◆ **Excerpted text**:
╔══

Vulnerability Development: Re: Delphi and buffer overflows

[André Gil <andregil () di fct unl pt>]

Well, actually stating that something is secure because is compiled with 
Delphi or whatever other compiler is used I think is a really dangerous.
What about race conditions? What about stuff like if x < 10 then (and what 
will happen if x for some reason is under 0 and that was never thought off 
while developing and reviewing?).
What about not using least privilege?

Well I guess you get the point. Stating something like that is just weird 
and dangerous.
André

----- Original Message ----- 
From: "Gadi Evron" <ge () linuxbox org>
To: <Valdis.Kletnieks () vt edu>
Cc: <Majid2k () SourceForge net>; <vuln-dev () securityfocus com>
Sent: Wednesday, April 05, 2006 2:52 AM
Subject: Re: Delphi and buffer overflows


> Valdis.Kletnieks () vt edu wrote:
> > On Sat, 01 Apr 2006 12:46:06 GMT, Majid2k () SourceForge net said:
> >
> > > All Programs compiled in Delphi are secure
> >
> > Explain. Do tell.  How does a language manage to be Turing-complete and
> > at the same time provably secure?  (Hint - Turing-complete includes the
> > possibility of a program infinite looping, so at the very least, there's
> > the possibility of a loop causing a DoS attack....)
> >
> > Or did Delphi use some different definition of "secure"?
> Valdis, I tend to like Delphi and agree with the guy, but you are 100% 
> correct.
> That is because [especially] in the world of security the following words 
> should be banned: all, every, never, etc.
> I bet that if you put a backdoor into a program written in Delphi it will 
> no longer be 100% secure, right? That may be a bit of immature nitpicking, 
> but really..

╚══

◆ **Dataset content**:
╔══

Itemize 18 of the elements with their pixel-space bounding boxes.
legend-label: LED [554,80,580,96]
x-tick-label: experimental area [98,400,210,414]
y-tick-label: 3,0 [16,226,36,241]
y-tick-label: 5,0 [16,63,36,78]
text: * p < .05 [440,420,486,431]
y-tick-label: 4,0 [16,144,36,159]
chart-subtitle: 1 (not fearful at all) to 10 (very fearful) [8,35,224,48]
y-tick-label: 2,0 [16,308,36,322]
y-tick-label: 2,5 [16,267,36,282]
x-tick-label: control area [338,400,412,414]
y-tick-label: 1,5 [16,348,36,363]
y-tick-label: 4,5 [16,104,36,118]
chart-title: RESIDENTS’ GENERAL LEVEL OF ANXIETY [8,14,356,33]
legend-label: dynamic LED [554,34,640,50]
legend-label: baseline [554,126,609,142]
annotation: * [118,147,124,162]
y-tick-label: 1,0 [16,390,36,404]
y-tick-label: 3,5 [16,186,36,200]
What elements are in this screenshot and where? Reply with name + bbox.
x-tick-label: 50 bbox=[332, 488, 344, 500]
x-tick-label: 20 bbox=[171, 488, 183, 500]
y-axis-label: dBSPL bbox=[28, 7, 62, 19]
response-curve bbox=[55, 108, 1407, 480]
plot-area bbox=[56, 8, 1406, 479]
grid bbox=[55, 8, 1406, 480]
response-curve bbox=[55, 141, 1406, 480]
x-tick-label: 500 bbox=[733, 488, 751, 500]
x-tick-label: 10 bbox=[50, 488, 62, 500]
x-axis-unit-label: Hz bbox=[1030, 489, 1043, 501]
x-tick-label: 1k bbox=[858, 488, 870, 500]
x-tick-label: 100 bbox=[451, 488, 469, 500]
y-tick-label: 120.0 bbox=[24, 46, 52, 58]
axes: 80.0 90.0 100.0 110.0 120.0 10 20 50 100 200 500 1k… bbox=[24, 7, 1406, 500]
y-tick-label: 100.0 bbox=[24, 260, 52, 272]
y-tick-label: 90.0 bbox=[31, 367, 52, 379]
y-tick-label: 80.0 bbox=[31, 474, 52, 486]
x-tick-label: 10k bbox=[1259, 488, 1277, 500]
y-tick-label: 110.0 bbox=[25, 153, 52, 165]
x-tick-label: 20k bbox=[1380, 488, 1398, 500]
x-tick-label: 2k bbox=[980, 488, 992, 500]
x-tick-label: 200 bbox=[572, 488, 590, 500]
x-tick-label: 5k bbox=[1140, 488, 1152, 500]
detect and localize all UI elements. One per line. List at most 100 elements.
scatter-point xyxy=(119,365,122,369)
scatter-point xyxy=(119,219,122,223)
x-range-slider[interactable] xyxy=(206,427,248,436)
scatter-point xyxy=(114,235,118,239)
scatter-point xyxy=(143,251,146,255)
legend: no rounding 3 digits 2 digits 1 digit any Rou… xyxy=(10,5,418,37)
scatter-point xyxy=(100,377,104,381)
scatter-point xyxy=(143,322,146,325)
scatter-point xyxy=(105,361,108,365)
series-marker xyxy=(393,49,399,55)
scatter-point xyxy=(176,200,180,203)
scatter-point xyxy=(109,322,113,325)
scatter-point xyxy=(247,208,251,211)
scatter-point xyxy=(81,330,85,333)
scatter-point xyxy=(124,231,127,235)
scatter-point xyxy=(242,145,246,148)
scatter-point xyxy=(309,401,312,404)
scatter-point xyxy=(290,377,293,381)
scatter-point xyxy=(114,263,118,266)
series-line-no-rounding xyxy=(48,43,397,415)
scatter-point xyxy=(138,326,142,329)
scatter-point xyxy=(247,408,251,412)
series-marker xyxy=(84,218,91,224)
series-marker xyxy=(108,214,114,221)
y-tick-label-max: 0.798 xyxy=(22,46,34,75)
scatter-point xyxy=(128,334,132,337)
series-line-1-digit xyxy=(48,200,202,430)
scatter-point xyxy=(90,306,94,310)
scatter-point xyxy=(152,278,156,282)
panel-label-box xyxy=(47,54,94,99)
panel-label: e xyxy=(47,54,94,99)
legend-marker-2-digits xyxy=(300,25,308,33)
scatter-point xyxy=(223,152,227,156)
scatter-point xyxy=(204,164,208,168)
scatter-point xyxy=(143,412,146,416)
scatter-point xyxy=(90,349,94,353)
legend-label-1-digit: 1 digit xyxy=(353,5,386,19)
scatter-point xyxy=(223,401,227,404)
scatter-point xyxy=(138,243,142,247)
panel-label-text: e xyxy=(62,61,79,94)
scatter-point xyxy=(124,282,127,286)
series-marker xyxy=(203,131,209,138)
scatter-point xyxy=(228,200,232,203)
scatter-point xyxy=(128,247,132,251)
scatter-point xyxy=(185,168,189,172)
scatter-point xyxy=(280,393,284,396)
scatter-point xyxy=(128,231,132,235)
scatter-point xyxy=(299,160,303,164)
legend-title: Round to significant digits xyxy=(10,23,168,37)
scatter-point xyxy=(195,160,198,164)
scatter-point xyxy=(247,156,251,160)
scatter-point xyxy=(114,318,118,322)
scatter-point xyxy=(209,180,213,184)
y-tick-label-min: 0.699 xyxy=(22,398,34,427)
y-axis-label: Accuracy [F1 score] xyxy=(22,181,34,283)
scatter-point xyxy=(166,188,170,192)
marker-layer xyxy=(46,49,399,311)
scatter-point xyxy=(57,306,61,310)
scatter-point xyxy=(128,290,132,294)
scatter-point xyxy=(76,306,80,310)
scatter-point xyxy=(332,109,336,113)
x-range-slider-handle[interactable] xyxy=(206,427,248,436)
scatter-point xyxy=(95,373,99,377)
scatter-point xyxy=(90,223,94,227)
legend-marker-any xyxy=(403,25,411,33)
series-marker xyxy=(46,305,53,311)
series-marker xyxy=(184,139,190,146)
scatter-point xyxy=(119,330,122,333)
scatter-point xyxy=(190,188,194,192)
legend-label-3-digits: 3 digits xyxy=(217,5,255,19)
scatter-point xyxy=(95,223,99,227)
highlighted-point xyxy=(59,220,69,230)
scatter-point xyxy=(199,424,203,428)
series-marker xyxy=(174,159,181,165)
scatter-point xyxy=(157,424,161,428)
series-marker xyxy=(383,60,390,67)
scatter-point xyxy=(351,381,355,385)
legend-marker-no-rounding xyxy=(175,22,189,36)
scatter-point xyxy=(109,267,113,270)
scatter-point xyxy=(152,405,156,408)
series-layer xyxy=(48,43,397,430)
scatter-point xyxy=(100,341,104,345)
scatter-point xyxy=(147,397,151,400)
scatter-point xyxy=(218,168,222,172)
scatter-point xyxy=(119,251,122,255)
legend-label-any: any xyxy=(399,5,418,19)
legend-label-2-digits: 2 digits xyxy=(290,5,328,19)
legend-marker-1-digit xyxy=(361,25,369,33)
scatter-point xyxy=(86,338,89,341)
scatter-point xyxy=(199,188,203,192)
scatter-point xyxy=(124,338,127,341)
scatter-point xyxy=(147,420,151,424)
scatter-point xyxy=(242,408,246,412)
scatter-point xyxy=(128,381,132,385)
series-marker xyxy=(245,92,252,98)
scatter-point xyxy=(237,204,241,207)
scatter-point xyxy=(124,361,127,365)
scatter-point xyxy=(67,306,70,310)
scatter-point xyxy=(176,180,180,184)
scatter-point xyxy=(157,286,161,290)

╚══

◆ **What this task involves**: In the thread on Delphi and buffer overflows, which words does the writer say should be banned in the world of security?

◆ **Problem solution**: All, every, never, etc.